▶ Listed records:
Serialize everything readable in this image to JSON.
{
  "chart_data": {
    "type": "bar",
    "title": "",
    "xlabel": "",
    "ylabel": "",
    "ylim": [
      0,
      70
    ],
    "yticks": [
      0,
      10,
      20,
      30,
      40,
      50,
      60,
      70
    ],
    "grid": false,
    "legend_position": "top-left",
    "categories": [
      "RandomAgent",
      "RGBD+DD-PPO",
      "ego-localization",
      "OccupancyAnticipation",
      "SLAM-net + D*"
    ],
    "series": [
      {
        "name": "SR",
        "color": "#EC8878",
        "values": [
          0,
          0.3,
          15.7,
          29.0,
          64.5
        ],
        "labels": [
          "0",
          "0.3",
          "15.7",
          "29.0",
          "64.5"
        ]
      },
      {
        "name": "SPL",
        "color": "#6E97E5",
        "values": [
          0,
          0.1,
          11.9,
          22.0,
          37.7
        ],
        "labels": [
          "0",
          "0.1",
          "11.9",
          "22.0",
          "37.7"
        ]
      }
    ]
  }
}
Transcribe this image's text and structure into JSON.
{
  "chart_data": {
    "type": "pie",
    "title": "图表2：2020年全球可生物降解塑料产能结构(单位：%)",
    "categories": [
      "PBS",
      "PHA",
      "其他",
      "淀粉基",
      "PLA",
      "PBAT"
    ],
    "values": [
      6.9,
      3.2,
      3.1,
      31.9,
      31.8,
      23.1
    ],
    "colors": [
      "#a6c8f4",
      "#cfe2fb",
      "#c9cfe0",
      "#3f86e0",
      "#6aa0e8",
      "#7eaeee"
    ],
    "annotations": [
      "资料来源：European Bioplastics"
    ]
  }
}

▶ Task instructions:
Go through the material above and count the lines that include "JSON". Give the number alone.

▶ Solution to the problem:
2